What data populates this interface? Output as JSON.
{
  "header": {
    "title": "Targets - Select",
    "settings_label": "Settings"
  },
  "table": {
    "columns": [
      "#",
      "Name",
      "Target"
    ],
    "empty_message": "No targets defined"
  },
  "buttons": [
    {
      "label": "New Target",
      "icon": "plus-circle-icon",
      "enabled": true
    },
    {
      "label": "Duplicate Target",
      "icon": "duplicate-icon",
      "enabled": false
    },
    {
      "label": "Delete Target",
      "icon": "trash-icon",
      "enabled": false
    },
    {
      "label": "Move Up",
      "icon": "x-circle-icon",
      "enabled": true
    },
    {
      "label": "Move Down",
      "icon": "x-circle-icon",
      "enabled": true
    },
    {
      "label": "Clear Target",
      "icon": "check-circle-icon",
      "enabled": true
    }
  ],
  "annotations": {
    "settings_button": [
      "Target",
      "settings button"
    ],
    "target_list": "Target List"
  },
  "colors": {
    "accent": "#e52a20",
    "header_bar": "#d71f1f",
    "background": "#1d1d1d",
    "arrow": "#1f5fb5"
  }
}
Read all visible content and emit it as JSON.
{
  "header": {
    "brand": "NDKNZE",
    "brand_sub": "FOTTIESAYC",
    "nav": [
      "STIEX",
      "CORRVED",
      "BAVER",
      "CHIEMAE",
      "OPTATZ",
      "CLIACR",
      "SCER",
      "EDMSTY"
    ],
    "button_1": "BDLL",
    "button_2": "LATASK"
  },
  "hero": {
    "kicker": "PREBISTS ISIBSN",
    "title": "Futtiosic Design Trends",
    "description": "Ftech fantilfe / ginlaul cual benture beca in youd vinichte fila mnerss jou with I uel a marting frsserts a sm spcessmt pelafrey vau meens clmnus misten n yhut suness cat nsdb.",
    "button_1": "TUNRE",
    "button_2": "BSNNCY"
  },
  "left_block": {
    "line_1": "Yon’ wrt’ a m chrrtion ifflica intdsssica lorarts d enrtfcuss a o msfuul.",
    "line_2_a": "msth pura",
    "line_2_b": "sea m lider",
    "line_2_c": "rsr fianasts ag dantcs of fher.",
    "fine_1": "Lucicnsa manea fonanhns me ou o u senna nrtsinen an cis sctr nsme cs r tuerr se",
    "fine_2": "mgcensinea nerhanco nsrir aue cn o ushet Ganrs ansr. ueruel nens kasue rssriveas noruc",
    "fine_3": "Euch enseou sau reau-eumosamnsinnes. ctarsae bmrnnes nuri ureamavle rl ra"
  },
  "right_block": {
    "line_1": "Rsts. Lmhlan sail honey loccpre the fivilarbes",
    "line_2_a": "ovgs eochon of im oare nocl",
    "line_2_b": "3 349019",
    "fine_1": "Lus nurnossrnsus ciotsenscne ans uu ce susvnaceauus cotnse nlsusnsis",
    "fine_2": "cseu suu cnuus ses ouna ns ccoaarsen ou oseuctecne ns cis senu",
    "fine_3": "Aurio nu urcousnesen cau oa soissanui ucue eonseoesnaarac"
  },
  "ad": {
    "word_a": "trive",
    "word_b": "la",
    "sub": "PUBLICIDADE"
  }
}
------------------------------------------------
- [INSTRUCTION]: Search the entries for the word "circle", then gather every line that has it.

- [SOLUTION]:
      "icon": "plus-circle-icon",
      "icon": "x-circle-icon",
      "icon": "x-circle-icon",
      "icon": "check-circle-icon",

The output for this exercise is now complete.